→ **GIVEN PROBLEM**: Return all of the data exactly as given.

Stored records:

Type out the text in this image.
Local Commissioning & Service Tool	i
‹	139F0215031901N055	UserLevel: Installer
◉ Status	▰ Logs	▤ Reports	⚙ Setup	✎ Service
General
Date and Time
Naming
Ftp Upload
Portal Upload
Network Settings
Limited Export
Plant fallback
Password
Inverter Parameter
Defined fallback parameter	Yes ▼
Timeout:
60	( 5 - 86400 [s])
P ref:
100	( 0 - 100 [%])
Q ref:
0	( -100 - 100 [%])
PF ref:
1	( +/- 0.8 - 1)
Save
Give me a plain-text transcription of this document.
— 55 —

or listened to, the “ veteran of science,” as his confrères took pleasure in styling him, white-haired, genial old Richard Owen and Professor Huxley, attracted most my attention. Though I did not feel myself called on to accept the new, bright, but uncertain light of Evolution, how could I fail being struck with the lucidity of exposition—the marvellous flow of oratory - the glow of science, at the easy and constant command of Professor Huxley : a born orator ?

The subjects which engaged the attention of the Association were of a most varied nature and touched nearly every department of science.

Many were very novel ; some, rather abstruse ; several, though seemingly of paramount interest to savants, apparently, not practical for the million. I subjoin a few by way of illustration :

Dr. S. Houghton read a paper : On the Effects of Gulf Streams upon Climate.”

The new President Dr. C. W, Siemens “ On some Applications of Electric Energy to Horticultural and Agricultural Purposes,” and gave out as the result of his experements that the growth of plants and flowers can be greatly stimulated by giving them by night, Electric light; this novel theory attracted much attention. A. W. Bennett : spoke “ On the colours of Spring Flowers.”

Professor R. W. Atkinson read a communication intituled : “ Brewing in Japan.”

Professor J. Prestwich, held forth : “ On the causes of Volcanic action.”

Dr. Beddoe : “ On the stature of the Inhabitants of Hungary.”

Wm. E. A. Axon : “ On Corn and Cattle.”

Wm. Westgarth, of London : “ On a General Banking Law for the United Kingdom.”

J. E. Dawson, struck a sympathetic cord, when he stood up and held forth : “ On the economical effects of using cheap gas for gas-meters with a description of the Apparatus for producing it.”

→ **THE RESPONSE**:
Type out the text in this image.
Local Commissioning & Service Tool	i
‹	139F0215031901N055	UserLevel: Installer
◉ Status	▰ Logs	▤ Reports	⚙ Setup	✎ Service
General
Date and Time
Naming
Ftp Upload
Portal Upload
Network Settings
Limited Export
Plant fallback
Password
Inverter Parameter
Defined fallback parameter	Yes ▼
Timeout:
60	( 5 - 86400 [s])
P ref:
100	( 0 - 100 [%])
Q ref:
0	( -100 - 100 [%])
PF ref:
1	( +/- 0.8 - 1)
Save
Give me a plain-text transcription of this document.
— 55 —

or listened to, the “ veteran of science,” as his confrères took pleasure in styling him, white-haired, genial old Richard Owen and Professor Huxley, attracted most my attention. Though I did not feel myself called on to accept the new, bright, but uncertain light of Evolution, how could I fail being struck with the lucidity of exposition—the marvellous flow of oratory - the glow of science, at the easy and constant command of Professor Huxley : a born orator ?

The subjects which engaged the attention of the Association were of a most varied nature and touched nearly every department of science.

Many were very novel ; some, rather abstruse ; several, though seemingly of paramount interest to savants, apparently, not practical for the million. I subjoin a few by way of illustration :

Dr. S. Houghton read a paper : On the Effects of Gulf Streams upon Climate.”

The new President Dr. C. W, Siemens “ On some Applications of Electric Energy to Horticultural and Agricultural Purposes,” and gave out as the result of his experements that the growth of plants and flowers can be greatly stimulated by giving them by night, Electric light; this novel theory attracted much attention. A. W. Bennett : spoke “ On the colours of Spring Flowers.”

Professor R. W. Atkinson read a communication intituled : “ Brewing in Japan.”

Professor J. Prestwich, held forth : “ On the causes of Volcanic action.”

Dr. Beddoe : “ On the stature of the Inhabitants of Hungary.”

Wm. E. A. Axon : “ On Corn and Cattle.”

Wm. Westgarth, of London : “ On a General Banking Law for the United Kingdom.”

J. E. Dawson, struck a sympathetic cord, when he stood up and held forth : “ On the economical effects of using cheap gas for gas-meters with a description of the Apparatus for producing it.”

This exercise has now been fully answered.